— begin —

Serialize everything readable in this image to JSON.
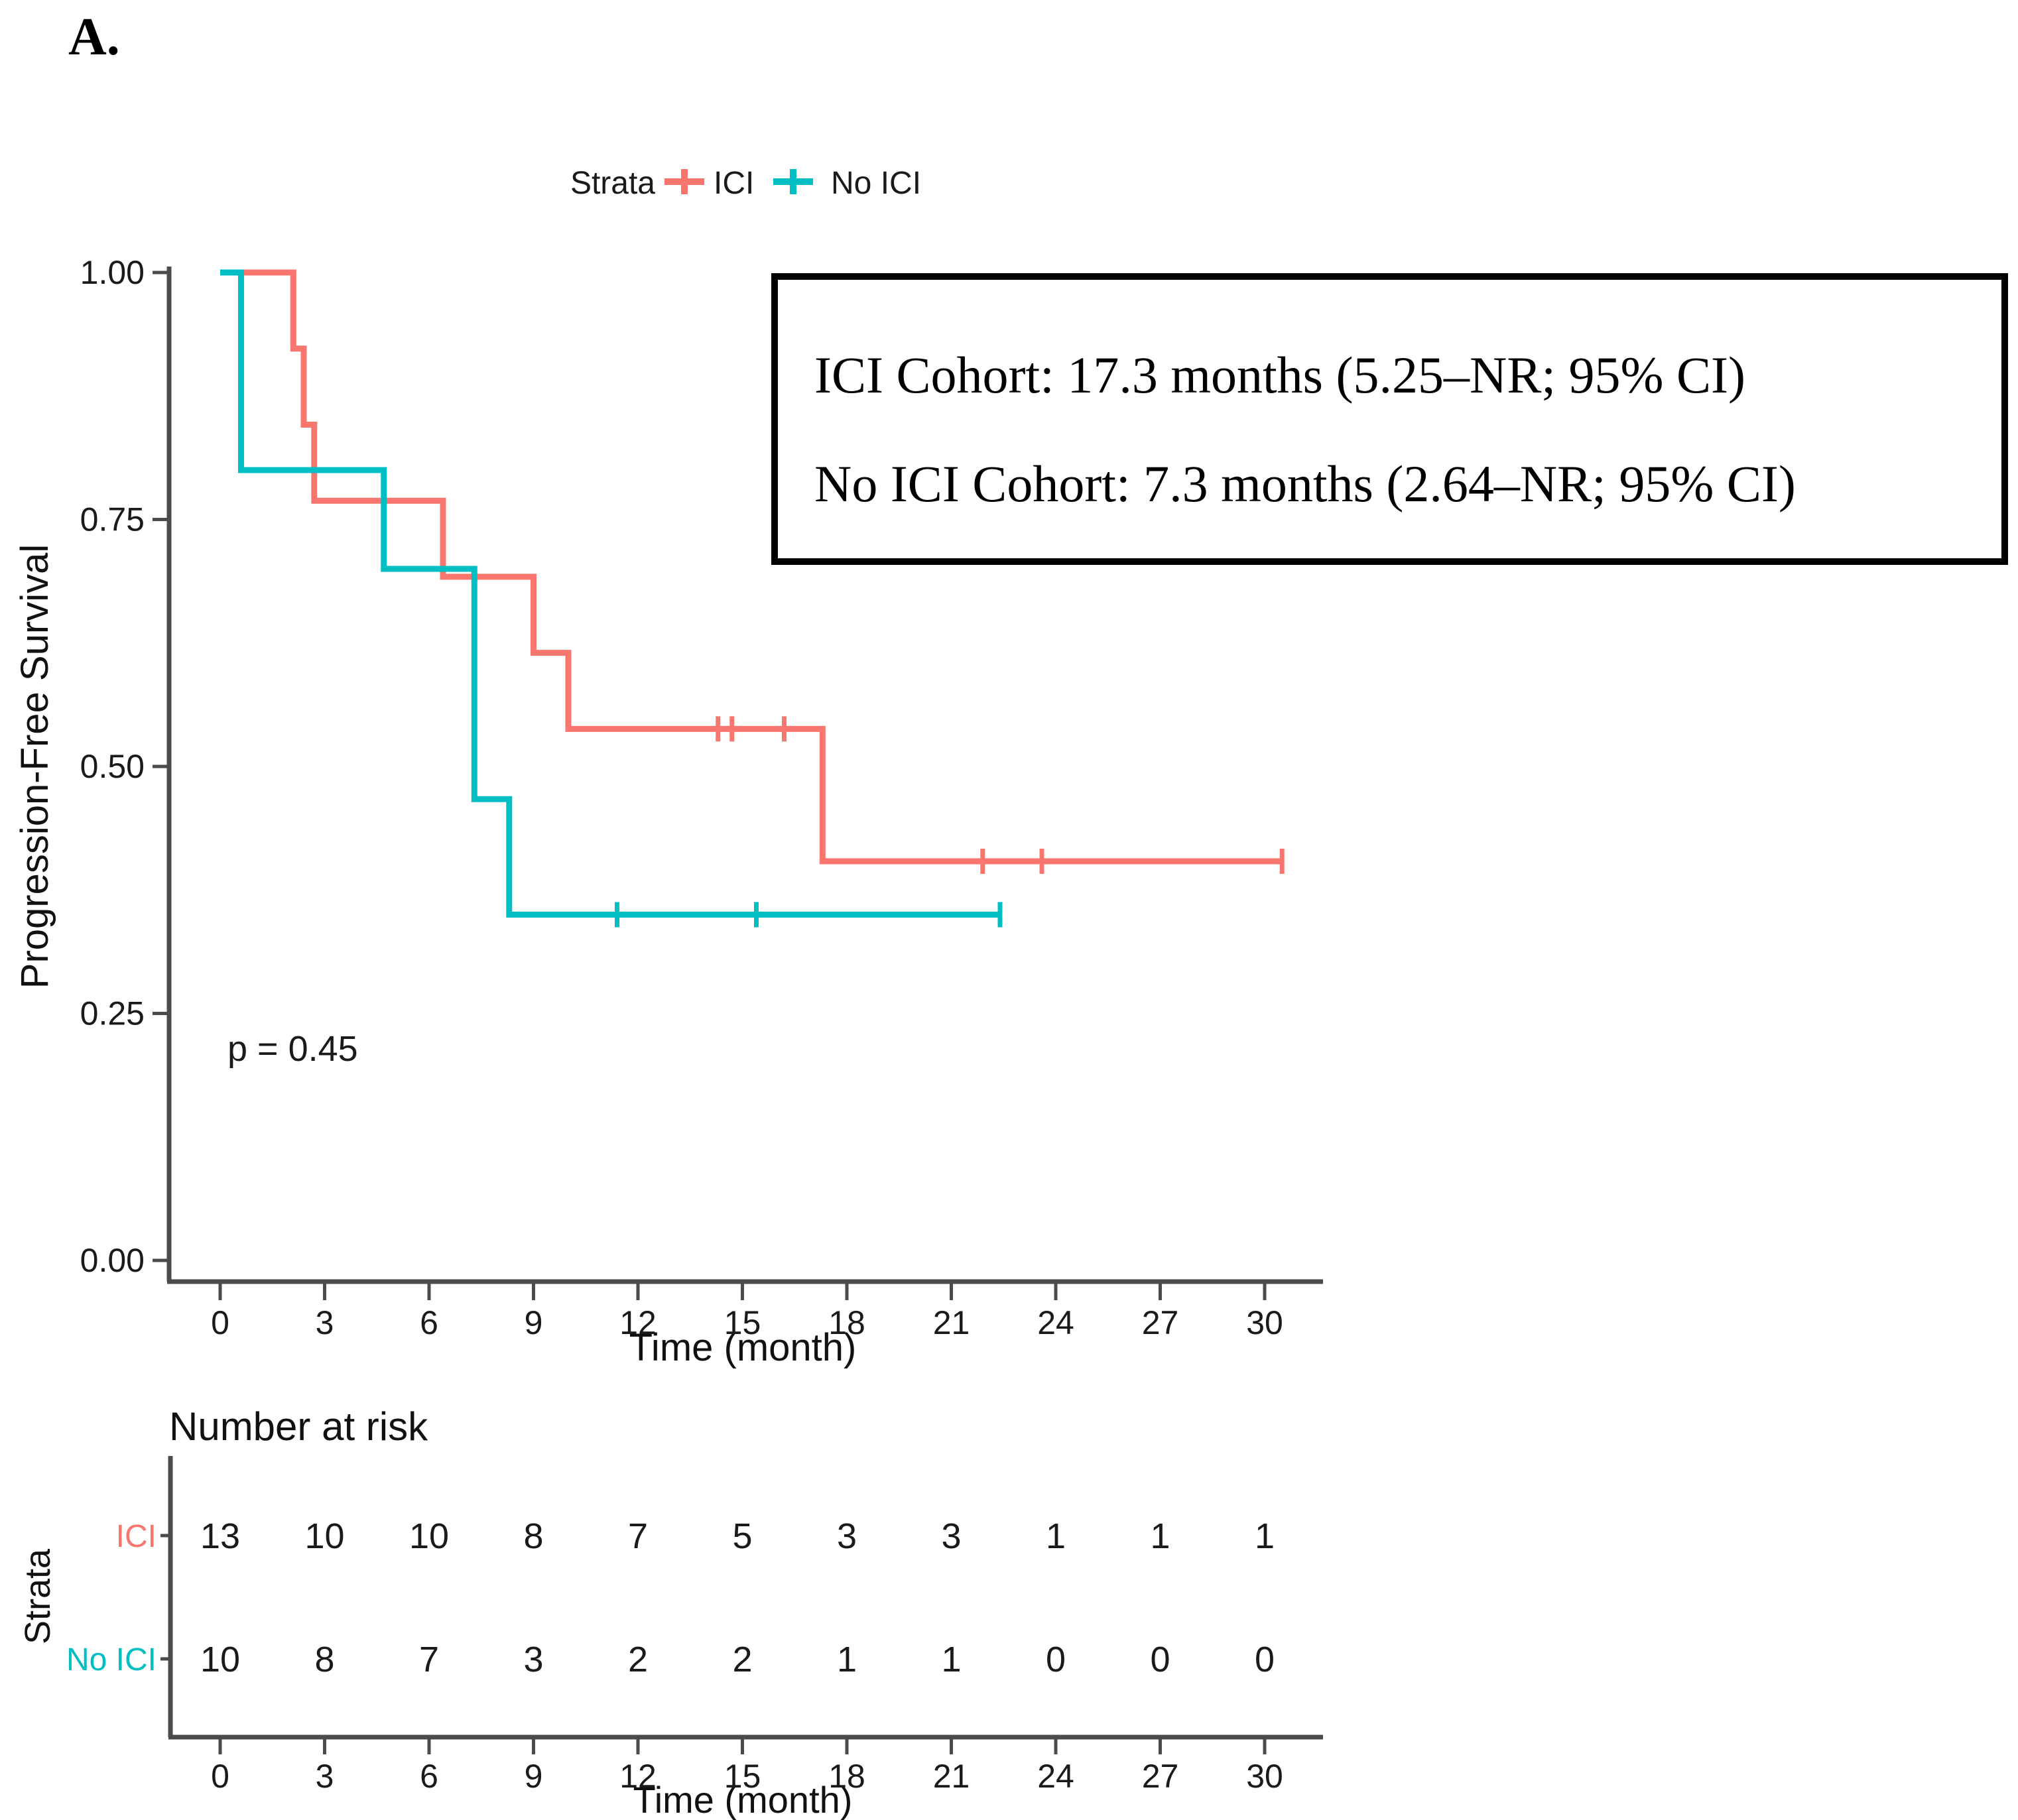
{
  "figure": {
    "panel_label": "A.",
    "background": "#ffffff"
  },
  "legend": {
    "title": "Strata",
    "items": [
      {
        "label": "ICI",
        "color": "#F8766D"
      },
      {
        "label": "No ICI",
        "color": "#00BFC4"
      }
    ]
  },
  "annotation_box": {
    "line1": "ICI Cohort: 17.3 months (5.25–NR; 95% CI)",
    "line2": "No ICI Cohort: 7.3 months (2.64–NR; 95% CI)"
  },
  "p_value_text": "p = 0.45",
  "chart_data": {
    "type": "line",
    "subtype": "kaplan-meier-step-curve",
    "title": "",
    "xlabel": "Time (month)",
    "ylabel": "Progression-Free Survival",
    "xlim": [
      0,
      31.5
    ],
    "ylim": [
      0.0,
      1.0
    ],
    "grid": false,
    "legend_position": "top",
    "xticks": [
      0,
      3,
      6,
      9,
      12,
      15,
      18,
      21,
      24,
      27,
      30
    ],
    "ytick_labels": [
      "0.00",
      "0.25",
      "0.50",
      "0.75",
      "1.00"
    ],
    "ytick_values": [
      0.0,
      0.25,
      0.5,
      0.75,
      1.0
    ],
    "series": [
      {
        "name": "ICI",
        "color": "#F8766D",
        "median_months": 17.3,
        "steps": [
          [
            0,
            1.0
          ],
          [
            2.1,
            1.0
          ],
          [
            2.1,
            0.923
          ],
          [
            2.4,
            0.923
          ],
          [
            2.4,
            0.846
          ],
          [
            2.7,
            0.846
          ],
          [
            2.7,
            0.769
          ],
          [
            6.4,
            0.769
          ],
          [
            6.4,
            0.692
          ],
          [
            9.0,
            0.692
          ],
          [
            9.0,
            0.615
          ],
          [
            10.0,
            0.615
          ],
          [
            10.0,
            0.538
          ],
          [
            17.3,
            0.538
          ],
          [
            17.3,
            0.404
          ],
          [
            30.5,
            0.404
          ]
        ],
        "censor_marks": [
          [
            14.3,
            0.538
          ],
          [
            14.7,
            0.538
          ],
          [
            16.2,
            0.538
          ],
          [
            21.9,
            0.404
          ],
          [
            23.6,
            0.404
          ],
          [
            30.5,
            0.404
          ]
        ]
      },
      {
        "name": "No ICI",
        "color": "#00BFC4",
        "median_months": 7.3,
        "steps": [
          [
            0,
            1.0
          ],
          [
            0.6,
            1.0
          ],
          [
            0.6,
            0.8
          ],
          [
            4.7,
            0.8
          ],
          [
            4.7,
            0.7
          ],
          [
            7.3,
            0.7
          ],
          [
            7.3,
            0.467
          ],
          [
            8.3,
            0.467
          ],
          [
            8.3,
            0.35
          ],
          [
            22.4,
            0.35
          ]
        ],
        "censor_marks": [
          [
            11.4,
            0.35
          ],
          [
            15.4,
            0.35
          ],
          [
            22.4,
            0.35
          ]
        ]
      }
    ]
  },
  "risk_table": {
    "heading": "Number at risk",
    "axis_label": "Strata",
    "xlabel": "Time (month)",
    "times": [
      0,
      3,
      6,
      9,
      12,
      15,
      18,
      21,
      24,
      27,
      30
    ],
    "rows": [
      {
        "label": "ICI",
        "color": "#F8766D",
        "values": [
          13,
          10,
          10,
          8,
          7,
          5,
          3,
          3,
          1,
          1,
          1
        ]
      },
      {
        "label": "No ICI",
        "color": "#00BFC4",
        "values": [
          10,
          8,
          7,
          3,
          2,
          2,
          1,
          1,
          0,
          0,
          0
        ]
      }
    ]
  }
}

— end —

- [AIM OF THE TASK]: Reproduce the full listing faithfully, but do not carry over any pictures.

- [RESPONSE TO THE TASK]:
Serialize everything readable in this image to JSON.
{
  "figure": {
    "panel_label": "A.",
    "background": "#ffffff"
  },
  "legend": {
    "title": "Strata",
    "items": [
      {
        "label": "ICI",
        "color": "#F8766D"
      },
      {
        "label": "No ICI",
        "color": "#00BFC4"
      }
    ]
  },
  "annotation_box": {
    "line1": "ICI Cohort: 17.3 months (5.25–NR; 95% CI)",
    "line2": "No ICI Cohort: 7.3 months (2.64–NR; 95% CI)"
  },
  "p_value_text": "p = 0.45",
  "chart_data": {
    "type": "line",
    "subtype": "kaplan-meier-step-curve",
    "title": "",
    "xlabel": "Time (month)",
    "ylabel": "Progression-Free Survival",
    "xlim": [
      0,
      31.5
    ],
    "ylim": [
      0.0,
      1.0
    ],
    "grid": false,
    "legend_position": "top",
    "xticks": [
      0,
      3,
      6,
      9,
      12,
      15,
      18,
      21,
      24,
      27,
      30
    ],
    "ytick_labels": [
      "0.00",
      "0.25",
      "0.50",
      "0.75",
      "1.00"
    ],
    "ytick_values": [
      0.0,
      0.25,
      0.5,
      0.75,
      1.0
    ],
    "series": [
      {
        "name": "ICI",
        "color": "#F8766D",
        "median_months": 17.3,
        "steps": [
          [
            0,
            1.0
          ],
          [
            2.1,
            1.0
          ],
          [
            2.1,
            0.923
          ],
          [
            2.4,
            0.923
          ],
          [
            2.4,
            0.846
          ],
          [
            2.7,
            0.846
          ],
          [
            2.7,
            0.769
          ],
          [
            6.4,
            0.769
          ],
          [
            6.4,
            0.692
          ],
          [
            9.0,
            0.692
          ],
          [
            9.0,
            0.615
          ],
          [
            10.0,
            0.615
          ],
          [
            10.0,
            0.538
          ],
          [
            17.3,
            0.538
          ],
          [
            17.3,
            0.404
          ],
          [
            30.5,
            0.404
          ]
        ],
        "censor_marks": [
          [
            14.3,
            0.538
          ],
          [
            14.7,
            0.538
          ],
          [
            16.2,
            0.538
          ],
          [
            21.9,
            0.404
          ],
          [
            23.6,
            0.404
          ],
          [
            30.5,
            0.404
          ]
        ]
      },
      {
        "name": "No ICI",
        "color": "#00BFC4",
        "median_months": 7.3,
        "steps": [
          [
            0,
            1.0
          ],
          [
            0.6,
            1.0
          ],
          [
            0.6,
            0.8
          ],
          [
            4.7,
            0.8
          ],
          [
            4.7,
            0.7
          ],
          [
            7.3,
            0.7
          ],
          [
            7.3,
            0.467
          ],
          [
            8.3,
            0.467
          ],
          [
            8.3,
            0.35
          ],
          [
            22.4,
            0.35
          ]
        ],
        "censor_marks": [
          [
            11.4,
            0.35
          ],
          [
            15.4,
            0.35
          ],
          [
            22.4,
            0.35
          ]
        ]
      }
    ]
  },
  "risk_table": {
    "heading": "Number at risk",
    "axis_label": "Strata",
    "xlabel": "Time (month)",
    "times": [
      0,
      3,
      6,
      9,
      12,
      15,
      18,
      21,
      24,
      27,
      30
    ],
    "rows": [
      {
        "label": "ICI",
        "color": "#F8766D",
        "values": [
          13,
          10,
          10,
          8,
          7,
          5,
          3,
          3,
          1,
          1,
          1
        ]
      },
      {
        "label": "No ICI",
        "color": "#00BFC4",
        "values": [
          10,
          8,
          7,
          3,
          2,
          2,
          1,
          1,
          0,
          0,
          0
        ]
      }
    ]
  }
}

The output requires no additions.